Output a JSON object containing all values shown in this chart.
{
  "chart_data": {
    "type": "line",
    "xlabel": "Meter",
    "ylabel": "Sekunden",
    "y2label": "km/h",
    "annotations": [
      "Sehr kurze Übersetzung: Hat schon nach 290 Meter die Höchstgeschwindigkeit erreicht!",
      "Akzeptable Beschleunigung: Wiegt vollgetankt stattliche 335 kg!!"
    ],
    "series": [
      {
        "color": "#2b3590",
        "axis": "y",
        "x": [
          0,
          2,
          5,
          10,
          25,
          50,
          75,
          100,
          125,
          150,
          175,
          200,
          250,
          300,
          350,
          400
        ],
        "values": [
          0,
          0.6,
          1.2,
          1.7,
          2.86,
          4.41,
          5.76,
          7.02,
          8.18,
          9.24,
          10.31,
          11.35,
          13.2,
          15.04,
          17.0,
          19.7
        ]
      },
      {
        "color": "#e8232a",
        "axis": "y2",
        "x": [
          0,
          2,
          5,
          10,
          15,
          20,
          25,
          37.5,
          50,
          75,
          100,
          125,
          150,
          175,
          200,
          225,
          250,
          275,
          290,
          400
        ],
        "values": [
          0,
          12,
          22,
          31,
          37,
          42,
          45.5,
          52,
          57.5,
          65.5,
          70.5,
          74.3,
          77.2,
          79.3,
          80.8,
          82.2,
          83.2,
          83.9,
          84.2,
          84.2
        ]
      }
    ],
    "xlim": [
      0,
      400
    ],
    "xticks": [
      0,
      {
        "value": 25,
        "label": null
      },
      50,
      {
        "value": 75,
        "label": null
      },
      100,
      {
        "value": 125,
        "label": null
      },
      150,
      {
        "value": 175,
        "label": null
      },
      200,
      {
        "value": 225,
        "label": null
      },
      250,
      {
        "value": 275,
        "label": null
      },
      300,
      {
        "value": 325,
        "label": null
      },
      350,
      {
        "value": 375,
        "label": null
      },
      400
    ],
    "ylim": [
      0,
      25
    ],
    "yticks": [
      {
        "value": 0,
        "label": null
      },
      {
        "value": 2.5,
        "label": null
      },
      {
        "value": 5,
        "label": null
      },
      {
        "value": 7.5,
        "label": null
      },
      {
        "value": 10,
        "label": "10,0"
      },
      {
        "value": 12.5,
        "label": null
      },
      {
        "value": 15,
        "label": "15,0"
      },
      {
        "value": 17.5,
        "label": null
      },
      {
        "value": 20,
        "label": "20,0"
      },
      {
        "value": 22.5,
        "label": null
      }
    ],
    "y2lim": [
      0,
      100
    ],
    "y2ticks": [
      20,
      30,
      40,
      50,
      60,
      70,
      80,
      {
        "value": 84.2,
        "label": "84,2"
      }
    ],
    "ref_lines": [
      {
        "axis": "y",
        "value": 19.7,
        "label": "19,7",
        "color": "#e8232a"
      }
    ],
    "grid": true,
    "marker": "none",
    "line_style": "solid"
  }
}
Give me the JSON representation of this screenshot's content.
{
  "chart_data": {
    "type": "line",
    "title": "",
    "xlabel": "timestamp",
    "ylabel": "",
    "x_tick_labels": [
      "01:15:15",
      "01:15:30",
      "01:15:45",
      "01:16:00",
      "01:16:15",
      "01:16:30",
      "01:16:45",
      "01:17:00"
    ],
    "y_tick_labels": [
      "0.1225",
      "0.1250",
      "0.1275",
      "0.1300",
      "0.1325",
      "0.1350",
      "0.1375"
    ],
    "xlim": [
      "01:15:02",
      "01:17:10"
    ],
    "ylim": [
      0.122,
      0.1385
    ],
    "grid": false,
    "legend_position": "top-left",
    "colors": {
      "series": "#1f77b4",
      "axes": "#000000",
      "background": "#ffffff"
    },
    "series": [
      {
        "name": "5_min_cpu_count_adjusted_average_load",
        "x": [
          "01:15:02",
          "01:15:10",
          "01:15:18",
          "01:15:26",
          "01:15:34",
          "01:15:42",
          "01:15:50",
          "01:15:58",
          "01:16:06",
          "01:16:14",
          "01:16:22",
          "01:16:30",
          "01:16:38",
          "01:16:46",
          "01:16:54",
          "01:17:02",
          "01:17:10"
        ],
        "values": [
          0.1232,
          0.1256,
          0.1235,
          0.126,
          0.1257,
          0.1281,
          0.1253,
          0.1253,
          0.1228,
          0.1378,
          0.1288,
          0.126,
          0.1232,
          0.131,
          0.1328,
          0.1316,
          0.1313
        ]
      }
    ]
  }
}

■ GOAL: Filter the listing above by the word "Meter"; copy each line that passes.

■ ANSWER TO THIS PROBLEM:
    "xlabel": "Meter",
      "Sehr kurze Übersetzung: Hat schon nach 290 Meter die Höchstgeschwindigkeit erreicht!",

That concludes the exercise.